Show all lines from the listing below that contain "elab".
○ ○ ○ ○ ○
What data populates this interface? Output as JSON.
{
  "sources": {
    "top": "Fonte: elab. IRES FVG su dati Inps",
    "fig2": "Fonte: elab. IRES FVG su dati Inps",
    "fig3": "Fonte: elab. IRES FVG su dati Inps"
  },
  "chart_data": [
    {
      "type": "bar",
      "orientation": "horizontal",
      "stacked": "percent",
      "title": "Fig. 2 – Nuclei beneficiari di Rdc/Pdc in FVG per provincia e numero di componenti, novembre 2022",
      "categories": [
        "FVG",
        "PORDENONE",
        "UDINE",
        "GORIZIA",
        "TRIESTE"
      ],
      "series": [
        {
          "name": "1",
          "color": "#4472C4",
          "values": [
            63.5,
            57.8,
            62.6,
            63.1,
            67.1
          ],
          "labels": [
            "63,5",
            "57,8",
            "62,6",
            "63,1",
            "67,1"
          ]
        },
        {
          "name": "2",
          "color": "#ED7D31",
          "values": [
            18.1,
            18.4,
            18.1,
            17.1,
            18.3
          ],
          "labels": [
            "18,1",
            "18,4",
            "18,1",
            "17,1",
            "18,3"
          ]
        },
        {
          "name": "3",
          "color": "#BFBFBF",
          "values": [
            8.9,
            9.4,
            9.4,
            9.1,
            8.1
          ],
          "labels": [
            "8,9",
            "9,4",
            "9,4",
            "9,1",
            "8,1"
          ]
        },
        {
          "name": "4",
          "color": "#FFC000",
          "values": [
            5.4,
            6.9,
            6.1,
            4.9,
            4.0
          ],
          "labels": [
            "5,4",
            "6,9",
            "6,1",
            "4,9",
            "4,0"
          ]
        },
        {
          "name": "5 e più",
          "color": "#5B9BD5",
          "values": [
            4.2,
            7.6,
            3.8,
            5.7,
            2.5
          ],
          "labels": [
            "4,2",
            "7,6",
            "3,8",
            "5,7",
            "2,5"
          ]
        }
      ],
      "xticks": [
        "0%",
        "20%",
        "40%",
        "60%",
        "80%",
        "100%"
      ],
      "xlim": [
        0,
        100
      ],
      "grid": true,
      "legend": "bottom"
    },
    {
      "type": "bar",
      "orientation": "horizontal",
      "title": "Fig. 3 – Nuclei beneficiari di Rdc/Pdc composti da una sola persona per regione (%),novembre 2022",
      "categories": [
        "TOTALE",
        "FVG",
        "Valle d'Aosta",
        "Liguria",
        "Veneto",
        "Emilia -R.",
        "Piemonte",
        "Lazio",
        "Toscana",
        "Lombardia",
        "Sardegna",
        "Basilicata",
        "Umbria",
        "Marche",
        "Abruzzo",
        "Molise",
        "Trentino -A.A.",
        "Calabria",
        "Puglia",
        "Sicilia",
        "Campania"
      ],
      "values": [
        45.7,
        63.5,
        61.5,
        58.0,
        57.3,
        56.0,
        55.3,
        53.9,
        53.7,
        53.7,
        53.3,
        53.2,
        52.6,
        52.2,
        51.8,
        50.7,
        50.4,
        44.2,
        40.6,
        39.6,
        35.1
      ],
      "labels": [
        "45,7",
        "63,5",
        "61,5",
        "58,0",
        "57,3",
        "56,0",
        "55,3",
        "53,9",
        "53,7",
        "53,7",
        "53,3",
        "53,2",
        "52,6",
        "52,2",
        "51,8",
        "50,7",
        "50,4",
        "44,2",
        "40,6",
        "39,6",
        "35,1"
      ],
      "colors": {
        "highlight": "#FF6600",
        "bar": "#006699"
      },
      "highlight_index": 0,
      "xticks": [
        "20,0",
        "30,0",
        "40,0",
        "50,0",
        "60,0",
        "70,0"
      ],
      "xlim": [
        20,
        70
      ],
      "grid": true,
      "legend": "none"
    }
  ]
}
○ ○ ○ ○ ○
| Response to this exercise |
    "top": "Fonte: elab. IRES FVG su dati Inps",
    "fig2": "Fonte: elab. IRES FVG su dati Inps",
    "fig3": "Fonte: elab. IRES FVG su dati Inps"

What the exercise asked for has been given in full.